Extracted data entries
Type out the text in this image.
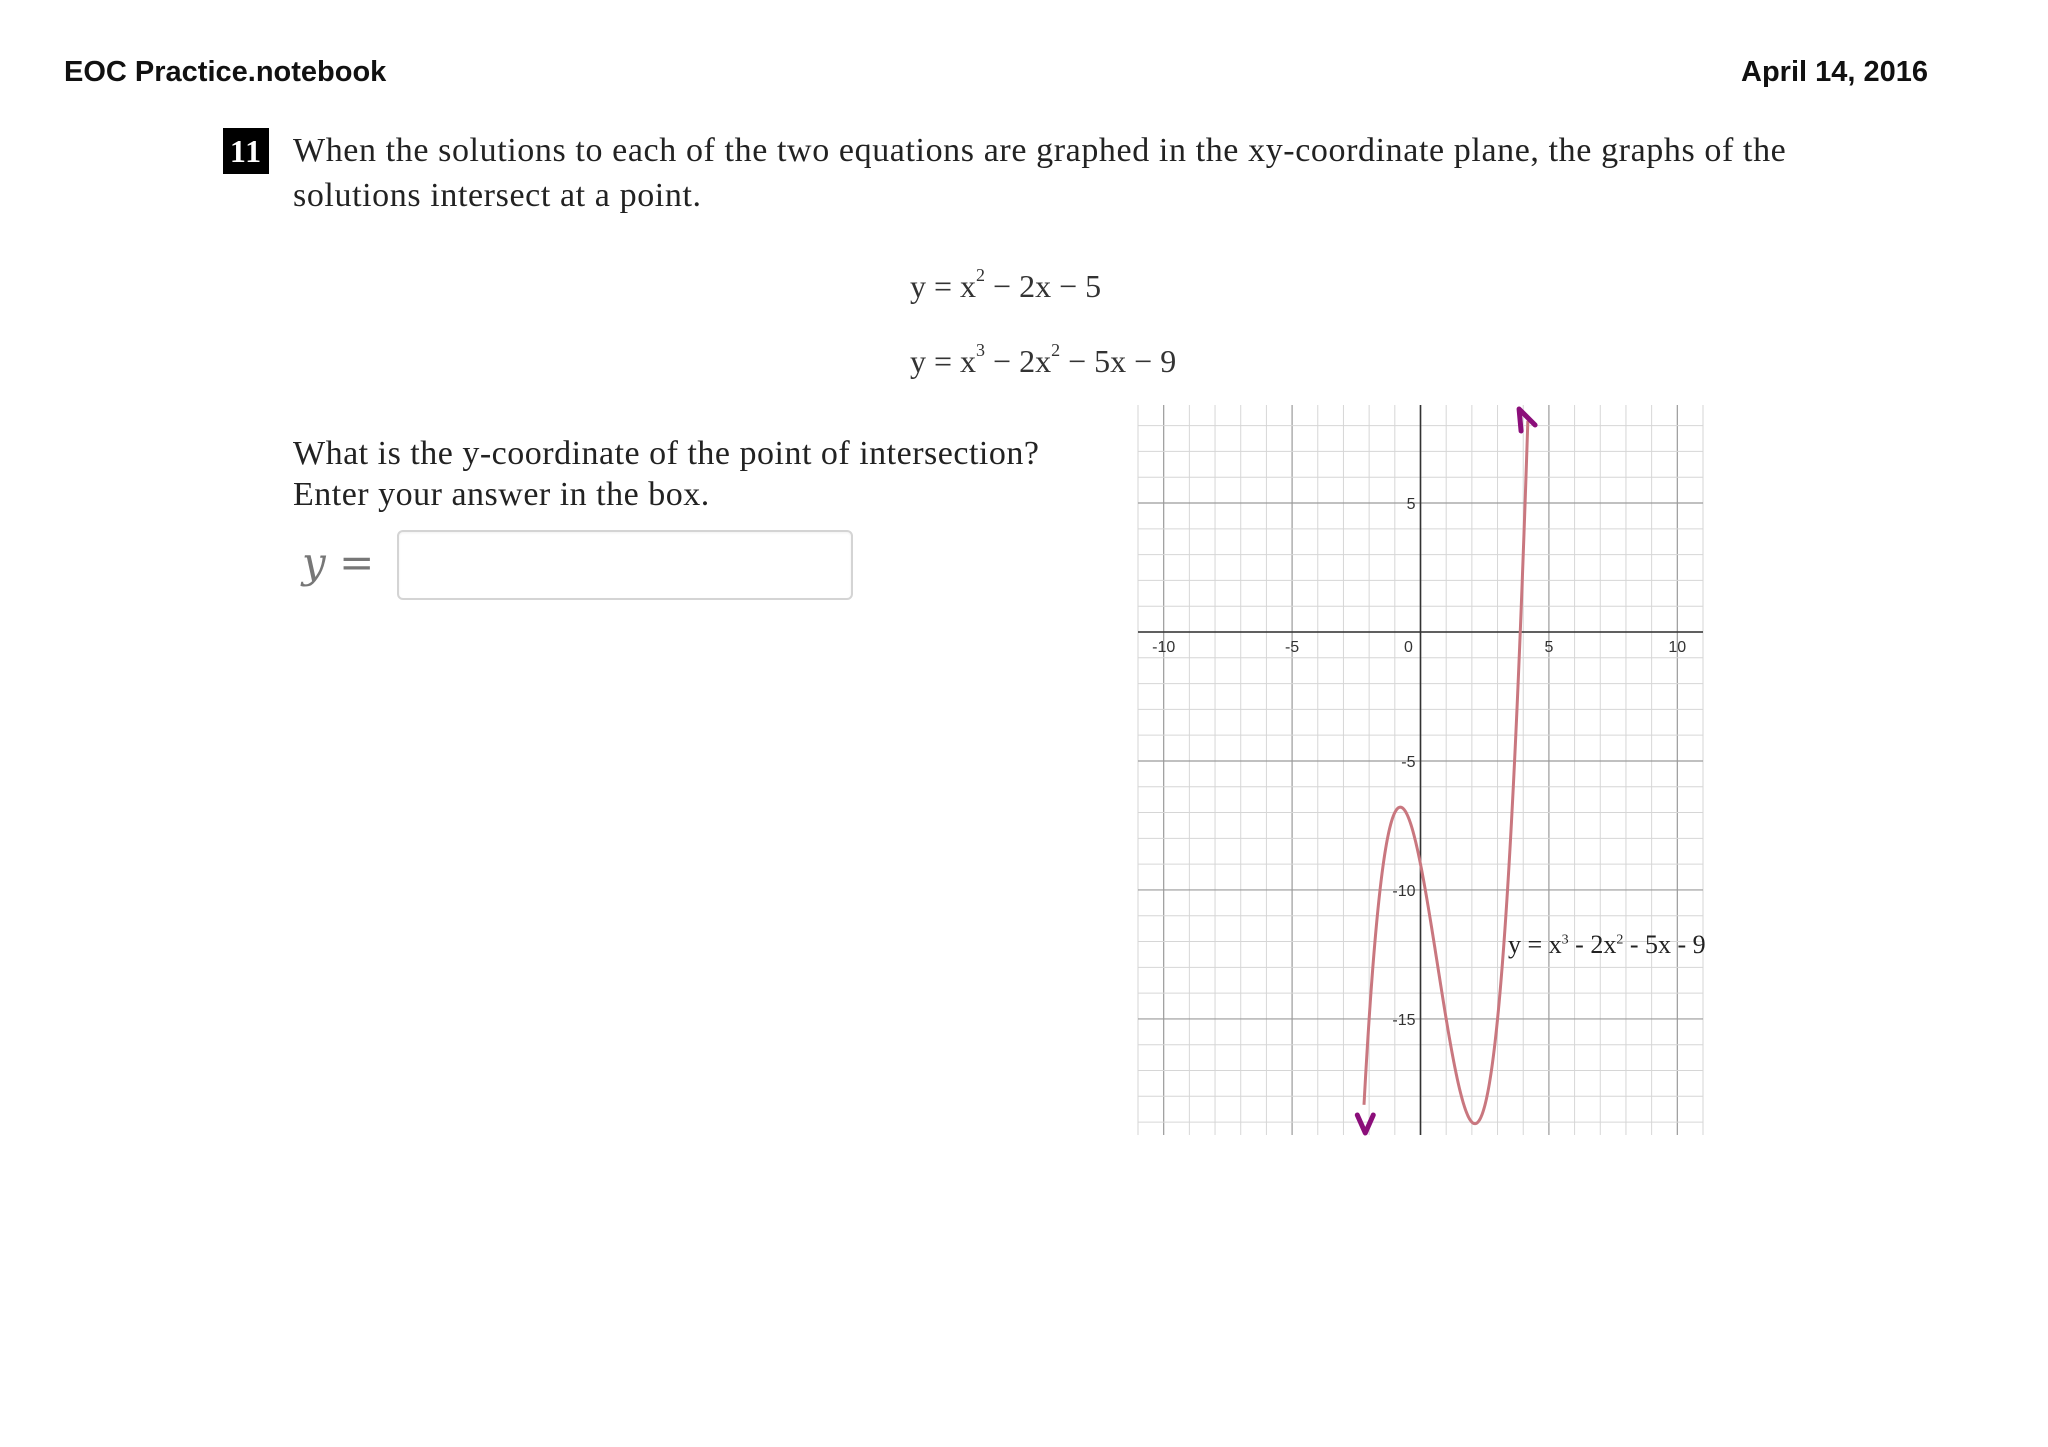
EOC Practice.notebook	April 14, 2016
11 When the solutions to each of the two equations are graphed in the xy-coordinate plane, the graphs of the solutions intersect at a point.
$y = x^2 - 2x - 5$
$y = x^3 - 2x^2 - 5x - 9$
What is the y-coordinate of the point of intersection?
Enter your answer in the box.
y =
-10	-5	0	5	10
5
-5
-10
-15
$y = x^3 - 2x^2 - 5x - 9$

--

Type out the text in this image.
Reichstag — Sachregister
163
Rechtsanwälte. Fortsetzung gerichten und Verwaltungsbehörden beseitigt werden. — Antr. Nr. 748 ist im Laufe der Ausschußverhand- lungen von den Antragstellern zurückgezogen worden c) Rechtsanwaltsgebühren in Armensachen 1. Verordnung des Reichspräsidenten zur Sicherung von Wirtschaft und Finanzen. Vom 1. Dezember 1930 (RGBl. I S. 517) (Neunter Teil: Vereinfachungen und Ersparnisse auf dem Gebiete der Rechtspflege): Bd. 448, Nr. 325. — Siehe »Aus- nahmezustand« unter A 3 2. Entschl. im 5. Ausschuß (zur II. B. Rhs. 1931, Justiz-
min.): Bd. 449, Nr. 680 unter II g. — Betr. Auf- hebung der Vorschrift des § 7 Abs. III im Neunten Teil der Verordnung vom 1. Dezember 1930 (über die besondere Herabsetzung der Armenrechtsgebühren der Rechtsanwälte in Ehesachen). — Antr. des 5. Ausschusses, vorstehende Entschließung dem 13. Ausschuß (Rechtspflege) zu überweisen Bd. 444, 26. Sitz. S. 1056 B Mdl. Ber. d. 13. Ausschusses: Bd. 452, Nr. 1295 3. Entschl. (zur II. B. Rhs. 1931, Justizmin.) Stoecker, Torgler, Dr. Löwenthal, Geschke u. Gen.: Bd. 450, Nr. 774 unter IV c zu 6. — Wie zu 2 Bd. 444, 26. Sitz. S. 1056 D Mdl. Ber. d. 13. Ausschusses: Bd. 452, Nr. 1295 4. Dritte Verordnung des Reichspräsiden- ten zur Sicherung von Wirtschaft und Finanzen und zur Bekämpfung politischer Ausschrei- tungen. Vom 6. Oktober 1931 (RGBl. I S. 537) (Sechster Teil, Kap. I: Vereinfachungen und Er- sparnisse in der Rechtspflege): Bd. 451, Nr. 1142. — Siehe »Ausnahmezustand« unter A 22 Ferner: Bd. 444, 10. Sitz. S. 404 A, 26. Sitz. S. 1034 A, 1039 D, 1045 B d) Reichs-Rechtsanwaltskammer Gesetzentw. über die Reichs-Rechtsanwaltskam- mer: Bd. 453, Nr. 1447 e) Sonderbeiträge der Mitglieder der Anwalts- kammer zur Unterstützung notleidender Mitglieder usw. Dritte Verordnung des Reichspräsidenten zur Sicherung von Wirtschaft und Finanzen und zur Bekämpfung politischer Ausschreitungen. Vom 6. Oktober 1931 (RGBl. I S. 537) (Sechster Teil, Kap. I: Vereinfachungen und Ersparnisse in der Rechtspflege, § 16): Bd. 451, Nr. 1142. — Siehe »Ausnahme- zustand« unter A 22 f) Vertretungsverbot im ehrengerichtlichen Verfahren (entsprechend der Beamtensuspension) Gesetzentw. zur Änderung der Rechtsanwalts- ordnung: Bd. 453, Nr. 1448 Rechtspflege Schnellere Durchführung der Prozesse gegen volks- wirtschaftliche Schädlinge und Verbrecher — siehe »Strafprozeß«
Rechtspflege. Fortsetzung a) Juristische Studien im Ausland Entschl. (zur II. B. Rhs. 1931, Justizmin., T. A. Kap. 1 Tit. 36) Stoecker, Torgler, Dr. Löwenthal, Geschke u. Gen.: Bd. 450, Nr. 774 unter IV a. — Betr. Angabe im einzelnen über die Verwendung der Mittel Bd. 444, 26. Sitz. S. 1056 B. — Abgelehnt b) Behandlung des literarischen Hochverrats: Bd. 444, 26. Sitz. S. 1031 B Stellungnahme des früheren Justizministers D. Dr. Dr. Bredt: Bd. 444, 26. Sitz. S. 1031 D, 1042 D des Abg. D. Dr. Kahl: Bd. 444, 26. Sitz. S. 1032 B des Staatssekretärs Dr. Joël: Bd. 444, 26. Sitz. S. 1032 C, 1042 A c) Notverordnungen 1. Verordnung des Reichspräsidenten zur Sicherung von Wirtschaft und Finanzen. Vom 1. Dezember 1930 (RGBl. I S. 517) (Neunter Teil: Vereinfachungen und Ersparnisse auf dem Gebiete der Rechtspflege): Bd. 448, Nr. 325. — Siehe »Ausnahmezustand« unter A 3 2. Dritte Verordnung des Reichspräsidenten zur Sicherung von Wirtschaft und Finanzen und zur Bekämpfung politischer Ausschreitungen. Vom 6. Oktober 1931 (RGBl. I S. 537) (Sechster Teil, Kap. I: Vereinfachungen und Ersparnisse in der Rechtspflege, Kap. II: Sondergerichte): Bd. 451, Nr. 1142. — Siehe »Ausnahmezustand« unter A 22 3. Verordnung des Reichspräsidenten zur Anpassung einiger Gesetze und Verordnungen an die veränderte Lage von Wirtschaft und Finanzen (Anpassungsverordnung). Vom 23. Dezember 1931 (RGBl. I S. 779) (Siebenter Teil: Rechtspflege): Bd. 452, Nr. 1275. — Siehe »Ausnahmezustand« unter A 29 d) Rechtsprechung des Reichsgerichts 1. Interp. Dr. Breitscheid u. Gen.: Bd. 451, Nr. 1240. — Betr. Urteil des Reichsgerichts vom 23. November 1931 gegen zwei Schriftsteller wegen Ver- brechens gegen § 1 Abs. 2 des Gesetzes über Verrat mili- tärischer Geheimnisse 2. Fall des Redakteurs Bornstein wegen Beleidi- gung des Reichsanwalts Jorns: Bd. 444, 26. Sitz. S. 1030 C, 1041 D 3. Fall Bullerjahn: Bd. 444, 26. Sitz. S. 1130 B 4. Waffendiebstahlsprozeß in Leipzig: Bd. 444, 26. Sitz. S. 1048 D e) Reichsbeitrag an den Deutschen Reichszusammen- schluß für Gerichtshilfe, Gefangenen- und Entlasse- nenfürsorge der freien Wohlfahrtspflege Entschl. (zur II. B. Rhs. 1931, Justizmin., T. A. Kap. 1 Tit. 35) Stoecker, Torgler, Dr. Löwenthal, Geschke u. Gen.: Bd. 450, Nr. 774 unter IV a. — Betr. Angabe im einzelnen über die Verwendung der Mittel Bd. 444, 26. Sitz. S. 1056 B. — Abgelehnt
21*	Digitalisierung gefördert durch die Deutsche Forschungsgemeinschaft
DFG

THE REQUEST
Only the number is wanted: how many lines in the preceding entries hold the string "point"?

EXERCISE OUTPUT
2